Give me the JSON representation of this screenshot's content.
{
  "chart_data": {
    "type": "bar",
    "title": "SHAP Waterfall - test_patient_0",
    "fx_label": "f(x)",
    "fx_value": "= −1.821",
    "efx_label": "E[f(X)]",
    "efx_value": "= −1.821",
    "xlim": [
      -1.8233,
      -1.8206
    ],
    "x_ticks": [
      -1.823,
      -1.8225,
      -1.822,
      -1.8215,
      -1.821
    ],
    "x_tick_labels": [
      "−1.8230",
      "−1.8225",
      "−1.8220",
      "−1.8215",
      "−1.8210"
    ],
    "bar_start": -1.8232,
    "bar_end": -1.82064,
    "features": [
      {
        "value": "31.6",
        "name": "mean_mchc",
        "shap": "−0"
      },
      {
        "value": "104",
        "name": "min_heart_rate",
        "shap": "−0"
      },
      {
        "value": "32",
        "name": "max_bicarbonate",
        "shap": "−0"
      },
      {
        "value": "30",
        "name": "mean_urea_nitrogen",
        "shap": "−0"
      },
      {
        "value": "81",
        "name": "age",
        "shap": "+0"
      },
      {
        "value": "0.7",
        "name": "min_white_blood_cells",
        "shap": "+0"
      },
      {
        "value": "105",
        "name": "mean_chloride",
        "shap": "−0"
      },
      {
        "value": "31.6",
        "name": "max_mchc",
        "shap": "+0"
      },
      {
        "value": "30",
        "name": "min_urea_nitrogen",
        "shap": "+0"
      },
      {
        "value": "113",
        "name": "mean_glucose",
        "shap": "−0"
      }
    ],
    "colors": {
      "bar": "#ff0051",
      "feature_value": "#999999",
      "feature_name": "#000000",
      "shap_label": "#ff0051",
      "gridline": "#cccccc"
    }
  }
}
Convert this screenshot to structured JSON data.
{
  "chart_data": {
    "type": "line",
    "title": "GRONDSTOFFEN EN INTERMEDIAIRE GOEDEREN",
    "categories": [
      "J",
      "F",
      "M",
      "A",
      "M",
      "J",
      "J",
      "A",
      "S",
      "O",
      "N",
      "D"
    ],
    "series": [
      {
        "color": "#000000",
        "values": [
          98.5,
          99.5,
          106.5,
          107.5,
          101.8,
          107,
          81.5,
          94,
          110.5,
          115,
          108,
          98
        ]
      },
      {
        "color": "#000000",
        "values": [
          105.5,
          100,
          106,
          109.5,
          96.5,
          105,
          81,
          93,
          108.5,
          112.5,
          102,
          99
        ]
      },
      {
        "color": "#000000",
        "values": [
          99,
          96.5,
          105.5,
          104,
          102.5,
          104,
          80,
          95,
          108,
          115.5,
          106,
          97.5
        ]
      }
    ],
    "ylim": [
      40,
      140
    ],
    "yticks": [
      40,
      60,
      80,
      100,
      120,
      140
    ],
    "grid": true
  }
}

## WRITTEN REQUEST
Copy all data exactly, start to finish.

## TASK RESPONSE
Give me the JSON representation of this screenshot's content.
{
  "chart_data": {
    "type": "bar",
    "title": "SHAP Waterfall - test_patient_0",
    "fx_label": "f(x)",
    "fx_value": "= −1.821",
    "efx_label": "E[f(X)]",
    "efx_value": "= −1.821",
    "xlim": [
      -1.8233,
      -1.8206
    ],
    "x_ticks": [
      -1.823,
      -1.8225,
      -1.822,
      -1.8215,
      -1.821
    ],
    "x_tick_labels": [
      "−1.8230",
      "−1.8225",
      "−1.8220",
      "−1.8215",
      "−1.8210"
    ],
    "bar_start": -1.8232,
    "bar_end": -1.82064,
    "features": [
      {
        "value": "31.6",
        "name": "mean_mchc",
        "shap": "−0"
      },
      {
        "value": "104",
        "name": "min_heart_rate",
        "shap": "−0"
      },
      {
        "value": "32",
        "name": "max_bicarbonate",
        "shap": "−0"
      },
      {
        "value": "30",
        "name": "mean_urea_nitrogen",
        "shap": "−0"
      },
      {
        "value": "81",
        "name": "age",
        "shap": "+0"
      },
      {
        "value": "0.7",
        "name": "min_white_blood_cells",
        "shap": "+0"
      },
      {
        "value": "105",
        "name": "mean_chloride",
        "shap": "−0"
      },
      {
        "value": "31.6",
        "name": "max_mchc",
        "shap": "+0"
      },
      {
        "value": "30",
        "name": "min_urea_nitrogen",
        "shap": "+0"
      },
      {
        "value": "113",
        "name": "mean_glucose",
        "shap": "−0"
      }
    ],
    "colors": {
      "bar": "#ff0051",
      "feature_value": "#999999",
      "feature_name": "#000000",
      "shap_label": "#ff0051",
      "gridline": "#cccccc"
    }
  }
}
Convert this screenshot to structured JSON data.
{
  "chart_data": {
    "type": "line",
    "title": "GRONDSTOFFEN EN INTERMEDIAIRE GOEDEREN",
    "categories": [
      "J",
      "F",
      "M",
      "A",
      "M",
      "J",
      "J",
      "A",
      "S",
      "O",
      "N",
      "D"
    ],
    "series": [
      {
        "color": "#000000",
        "values": [
          98.5,
          99.5,
          106.5,
          107.5,
          101.8,
          107,
          81.5,
          94,
          110.5,
          115,
          108,
          98
        ]
      },
      {
        "color": "#000000",
        "values": [
          105.5,
          100,
          106,
          109.5,
          96.5,
          105,
          81,
          93,
          108.5,
          112.5,
          102,
          99
        ]
      },
      {
        "color": "#000000",
        "values": [
          99,
          96.5,
          105.5,
          104,
          102.5,
          104,
          80,
          95,
          108,
          115.5,
          106,
          97.5
        ]
      }
    ],
    "ylim": [
      40,
      140
    ],
    "yticks": [
      40,
      60,
      80,
      100,
      120,
      140
    ],
    "grid": true
  }
}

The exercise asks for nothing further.